**Goal of the exercise**. What is the count of lines that hold the word "本大题共"? Give only the number.

**Material**.
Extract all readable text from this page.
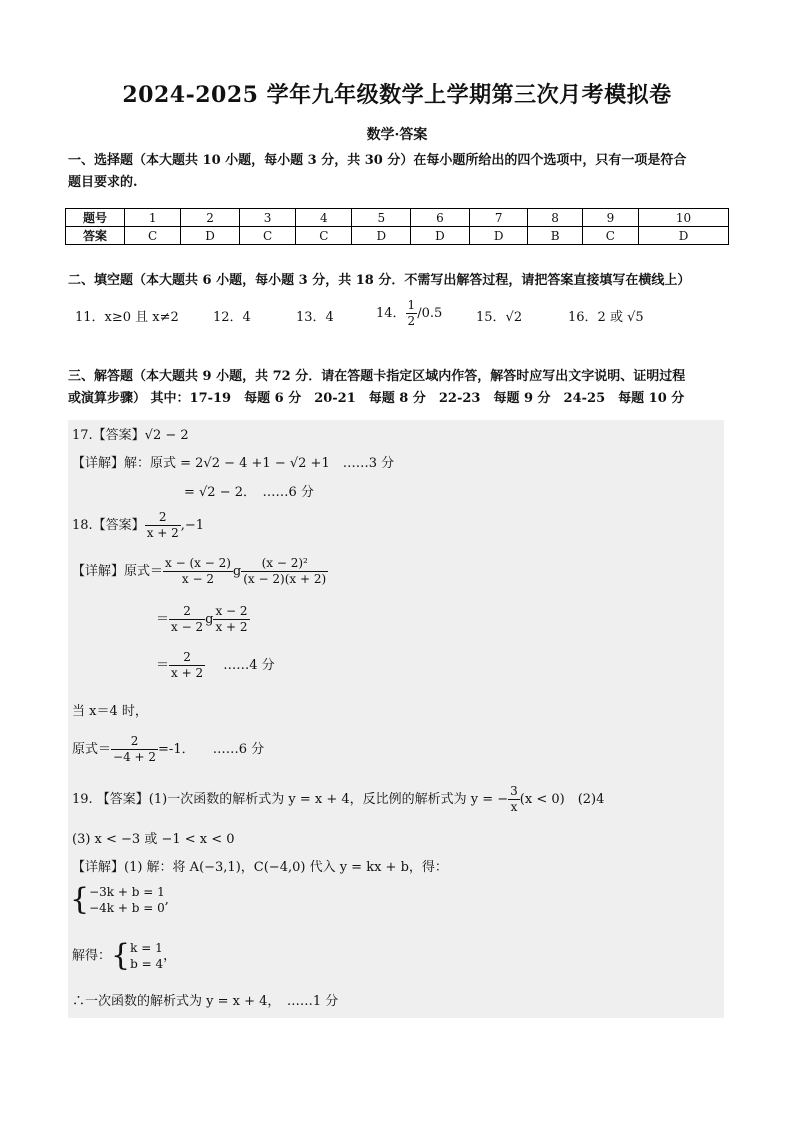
2024-2025 学年九年级数学上学期第三次月考模拟卷
数学·答案
一、选择题（本大题共 10 小题，每小题 3 分，共 30 分）在每小题所给出的四个选项中，只有一项是符合
题目要求的.
题号	1	2	3	4	5	6	7	8	9	10
答案	C	D	C	C	D	D	D	B	C	D
二、填空题（本大题共 6 小题，每小题 3 分，共 18 分．不需写出解答过程，请把答案直接填写在横线上）
11．x≥0 且 x≠2	12．4	13．4	14． $\frac{1}{2} /0.5$	15．√2	16．2 或 √5
三、解答题（本大题共 9 小题，共 72 分．请在答题卡指定区域内作答，解答时应写出文字说明、证明过程
或演算步骤） 其中：17-19　每题 6 分　20-21　每题 8 分　22-23　每题 9 分　24-25　每题 10 分
17.【答案】√2 − 2
【详解】解：原式 = 2√2 − 4 +1 − √2 +1　……3 分
= √2 − 2．　……6 分
18.【答案】 $\frac{2}{x + 2} ,-1$
【详解】原式＝ $\frac{x - (x - 2)}{x - 2}$ g $\frac{\text{(x − 2)²}}{(x - 2)(x + 2)}$
＝ $\frac{2}{x - 2}$ g $\frac{x - 2}{x + 2}$
＝ $\frac{2}{x + 2}$ ……4 分
当 x＝4 时，
原式＝ $\frac{2}{-4 + 2} =-1$． ……6 分
19. 【答案】(1)一次函数的解析式为 y = x + 4，反比例的解析式为 y = − $\frac{3}{x} (x < 0)$　(2)4
(3) x < −3 或 −1 < x < 0
【详解】(1) 解：将 A(−3,1)，C(−4,0) 代入 y = kx + b，得：
{ −3k + b = 1
−4k + b = 0
,
解得：{ k = 1
b = 4
，
∴一次函数的解析式为 y = x + 4，　……1 分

**Answer**. 3